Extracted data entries
***
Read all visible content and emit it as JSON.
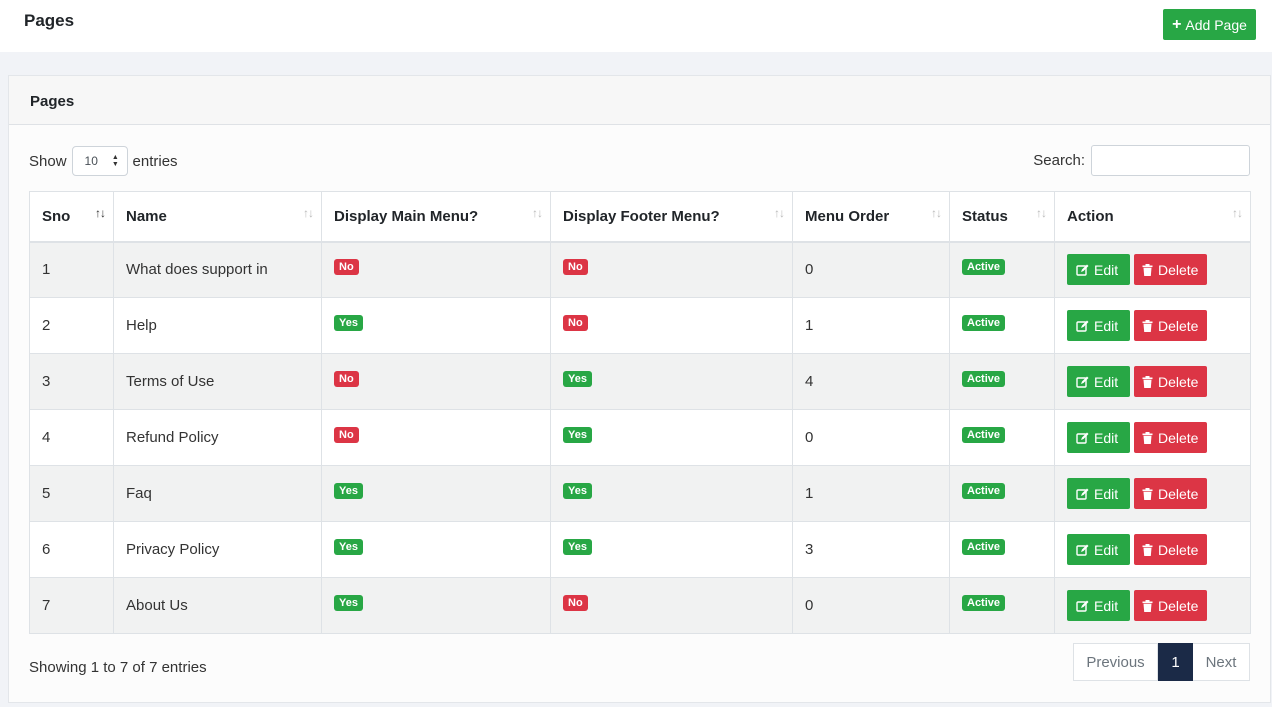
{
  "header": {
    "title": "Pages",
    "add_button": "Add Page"
  },
  "card": {
    "title": "Pages"
  },
  "length": {
    "show_label": "Show",
    "value": "10",
    "entries_label": "entries"
  },
  "search": {
    "label": "Search:",
    "value": ""
  },
  "table": {
    "columns": [
      "Sno",
      "Name",
      "Display Main Menu?",
      "Display Footer Menu?",
      "Menu Order",
      "Status",
      "Action"
    ],
    "rows": [
      {
        "sno": "1",
        "name": "What does support in",
        "main": "No",
        "footer": "No",
        "order": "0",
        "status": "Active",
        "edit": "Edit",
        "delete": "Delete"
      },
      {
        "sno": "2",
        "name": "Help",
        "main": "Yes",
        "footer": "No",
        "order": "1",
        "status": "Active",
        "edit": "Edit",
        "delete": "Delete"
      },
      {
        "sno": "3",
        "name": "Terms of Use",
        "main": "No",
        "footer": "Yes",
        "order": "4",
        "status": "Active",
        "edit": "Edit",
        "delete": "Delete"
      },
      {
        "sno": "4",
        "name": "Refund Policy",
        "main": "No",
        "footer": "Yes",
        "order": "0",
        "status": "Active",
        "edit": "Edit",
        "delete": "Delete"
      },
      {
        "sno": "5",
        "name": "Faq",
        "main": "Yes",
        "footer": "Yes",
        "order": "1",
        "status": "Active",
        "edit": "Edit",
        "delete": "Delete"
      },
      {
        "sno": "6",
        "name": "Privacy Policy",
        "main": "Yes",
        "footer": "Yes",
        "order": "3",
        "status": "Active",
        "edit": "Edit",
        "delete": "Delete"
      },
      {
        "sno": "7",
        "name": "About Us",
        "main": "Yes",
        "footer": "No",
        "order": "0",
        "status": "Active",
        "edit": "Edit",
        "delete": "Delete"
      }
    ]
  },
  "footer": {
    "info": "Showing 1 to 7 of 7 entries",
    "previous": "Previous",
    "current_page": "1",
    "next": "Next"
  },
  "colors": {
    "success": "#28a745",
    "danger": "#dc3545",
    "pager_active": "#1b2a47"
  },
  "icons": {
    "add": "plus-icon",
    "edit": "edit-icon",
    "delete": "trash-icon",
    "sort": "sort-icon"
  }
}
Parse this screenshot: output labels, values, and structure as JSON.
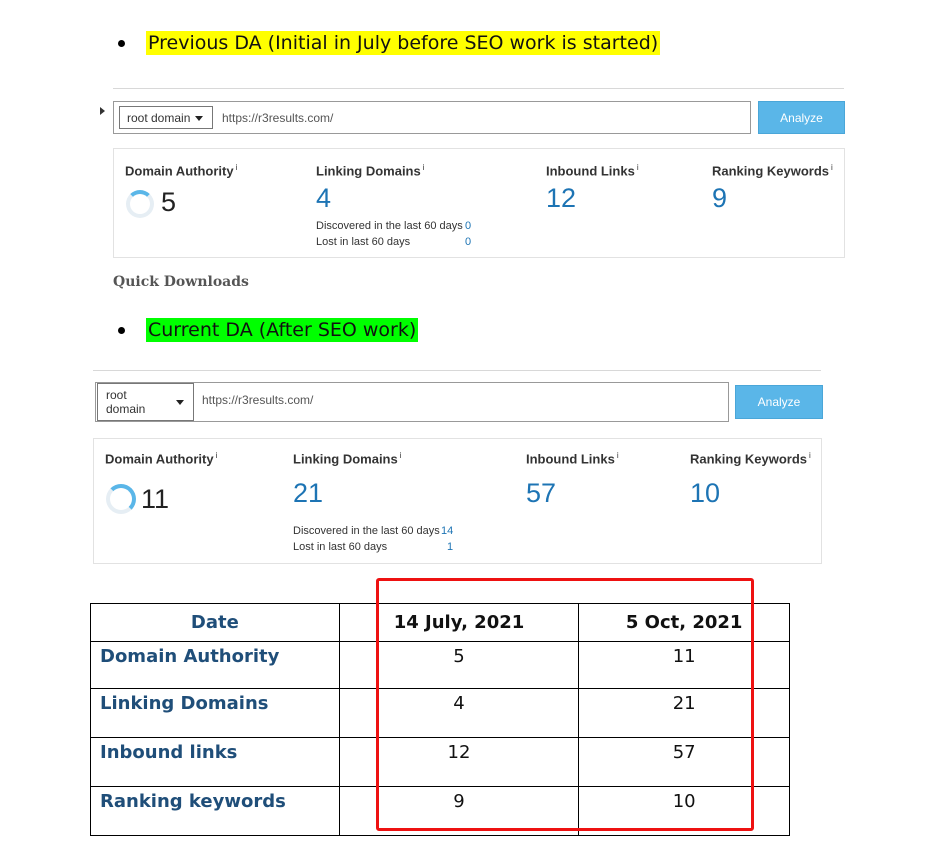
{
  "bullets": {
    "previous": "Previous DA (Initial in July before SEO work is started)",
    "current": "Current DA (After SEO work)"
  },
  "panel_previous": {
    "select_value": "root domain",
    "url": "https://r3results.com/",
    "analyze_label": "Analyze",
    "domain_authority": {
      "label": "Domain Authority",
      "info": "i",
      "value": "5"
    },
    "linking_domains": {
      "label": "Linking Domains",
      "info": "i",
      "value": "4",
      "discovered_label": "Discovered in the last 60 days",
      "discovered_value": "0",
      "lost_label": "Lost in last 60 days",
      "lost_value": "0"
    },
    "inbound_links": {
      "label": "Inbound Links",
      "info": "i",
      "value": "12"
    },
    "ranking_keywords": {
      "label": "Ranking Keywords",
      "info": "i",
      "value": "9"
    }
  },
  "quick_downloads": "Quick Downloads",
  "panel_current": {
    "select_value_line1": "root",
    "select_value_line2": "domain",
    "url": "https://r3results.com/",
    "analyze_label": "Analyze",
    "domain_authority": {
      "label": "Domain Authority",
      "info": "i",
      "value": "11"
    },
    "linking_domains": {
      "label": "Linking Domains",
      "info": "i",
      "value": "21",
      "discovered_label": "Discovered in the last 60 days",
      "discovered_value": "14",
      "lost_label": "Lost in last 60 days",
      "lost_value": "1"
    },
    "inbound_links": {
      "label": "Inbound Links",
      "info": "i",
      "value": "57"
    },
    "ranking_keywords": {
      "label": "Ranking Keywords",
      "info": "i",
      "value": "10"
    }
  },
  "table": {
    "headers": [
      "Date",
      "14 July, 2021",
      "5 Oct, 2021"
    ],
    "rows": [
      {
        "label": "Domain Authority",
        "v1": "5",
        "v2": "11"
      },
      {
        "label": "Linking Domains",
        "v1": "4",
        "v2": "21"
      },
      {
        "label": "Inbound links",
        "v1": "12",
        "v2": "57"
      },
      {
        "label": "Ranking keywords",
        "v1": "9",
        "v2": "10"
      }
    ]
  },
  "colors": {
    "highlight_yellow": "#ffff00",
    "highlight_green": "#00ff00",
    "accent_blue": "#1d74b4",
    "button_blue": "#5ab6e8",
    "red_box": "#ee1111"
  }
}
***
- **The task**: Leave out the pictures, and give all the records again exactly.

- **Answer to this task**:
Read all visible content and emit it as JSON.
{
  "header": {
    "title": "Pages",
    "add_button": "Add Page"
  },
  "card": {
    "title": "Pages"
  },
  "length": {
    "show_label": "Show",
    "value": "10",
    "entries_label": "entries"
  },
  "search": {
    "label": "Search:",
    "value": ""
  },
  "table": {
    "columns": [
      "Sno",
      "Name",
      "Display Main Menu?",
      "Display Footer Menu?",
      "Menu Order",
      "Status",
      "Action"
    ],
    "rows": [
      {
        "sno": "1",
        "name": "What does support in",
        "main": "No",
        "footer": "No",
        "order": "0",
        "status": "Active",
        "edit": "Edit",
        "delete": "Delete"
      },
      {
        "sno": "2",
        "name": "Help",
        "main": "Yes",
        "footer": "No",
        "order": "1",
        "status": "Active",
        "edit": "Edit",
        "delete": "Delete"
      },
      {
        "sno": "3",
        "name": "Terms of Use",
        "main": "No",
        "footer": "Yes",
        "order": "4",
        "status": "Active",
        "edit": "Edit",
        "delete": "Delete"
      },
      {
        "sno": "4",
        "name": "Refund Policy",
        "main": "No",
        "footer": "Yes",
        "order": "0",
        "status": "Active",
        "edit": "Edit",
        "delete": "Delete"
      },
      {
        "sno": "5",
        "name": "Faq",
        "main": "Yes",
        "footer": "Yes",
        "order": "1",
        "status": "Active",
        "edit": "Edit",
        "delete": "Delete"
      },
      {
        "sno": "6",
        "name": "Privacy Policy",
        "main": "Yes",
        "footer": "Yes",
        "order": "3",
        "status": "Active",
        "edit": "Edit",
        "delete": "Delete"
      },
      {
        "sno": "7",
        "name": "About Us",
        "main": "Yes",
        "footer": "No",
        "order": "0",
        "status": "Active",
        "edit": "Edit",
        "delete": "Delete"
      }
    ]
  },
  "footer": {
    "info": "Showing 1 to 7 of 7 entries",
    "previous": "Previous",
    "current_page": "1",
    "next": "Next"
  },
  "colors": {
    "success": "#28a745",
    "danger": "#dc3545",
    "pager_active": "#1b2a47"
  },
  "icons": {
    "add": "plus-icon",
    "edit": "edit-icon",
    "delete": "trash-icon",
    "sort": "sort-icon"
  }
}
Parse this screenshot: output labels, values, and structure as JSON.
{
  "bullets": {
    "previous": "Previous DA (Initial in July before SEO work is started)",
    "current": "Current DA (After SEO work)"
  },
  "panel_previous": {
    "select_value": "root domain",
    "url": "https://r3results.com/",
    "analyze_label": "Analyze",
    "domain_authority": {
      "label": "Domain Authority",
      "info": "i",
      "value": "5"
    },
    "linking_domains": {
      "label": "Linking Domains",
      "info": "i",
      "value": "4",
      "discovered_label": "Discovered in the last 60 days",
      "discovered_value": "0",
      "lost_label": "Lost in last 60 days",
      "lost_value": "0"
    },
    "inbound_links": {
      "label": "Inbound Links",
      "info": "i",
      "value": "12"
    },
    "ranking_keywords": {
      "label": "Ranking Keywords",
      "info": "i",
      "value": "9"
    }
  },
  "quick_downloads": "Quick Downloads",
  "panel_current": {
    "select_value_line1": "root",
    "select_value_line2": "domain",
    "url": "https://r3results.com/",
    "analyze_label": "Analyze",
    "domain_authority": {
      "label": "Domain Authority",
      "info": "i",
      "value": "11"
    },
    "linking_domains": {
      "label": "Linking Domains",
      "info": "i",
      "value": "21",
      "discovered_label": "Discovered in the last 60 days",
      "discovered_value": "14",
      "lost_label": "Lost in last 60 days",
      "lost_value": "1"
    },
    "inbound_links": {
      "label": "Inbound Links",
      "info": "i",
      "value": "57"
    },
    "ranking_keywords": {
      "label": "Ranking Keywords",
      "info": "i",
      "value": "10"
    }
  },
  "table": {
    "headers": [
      "Date",
      "14 July, 2021",
      "5 Oct, 2021"
    ],
    "rows": [
      {
        "label": "Domain Authority",
        "v1": "5",
        "v2": "11"
      },
      {
        "label": "Linking Domains",
        "v1": "4",
        "v2": "21"
      },
      {
        "label": "Inbound links",
        "v1": "12",
        "v2": "57"
      },
      {
        "label": "Ranking keywords",
        "v1": "9",
        "v2": "10"
      }
    ]
  },
  "colors": {
    "highlight_yellow": "#ffff00",
    "highlight_green": "#00ff00",
    "accent_blue": "#1d74b4",
    "button_blue": "#5ab6e8",
    "red_box": "#ee1111"
  }
}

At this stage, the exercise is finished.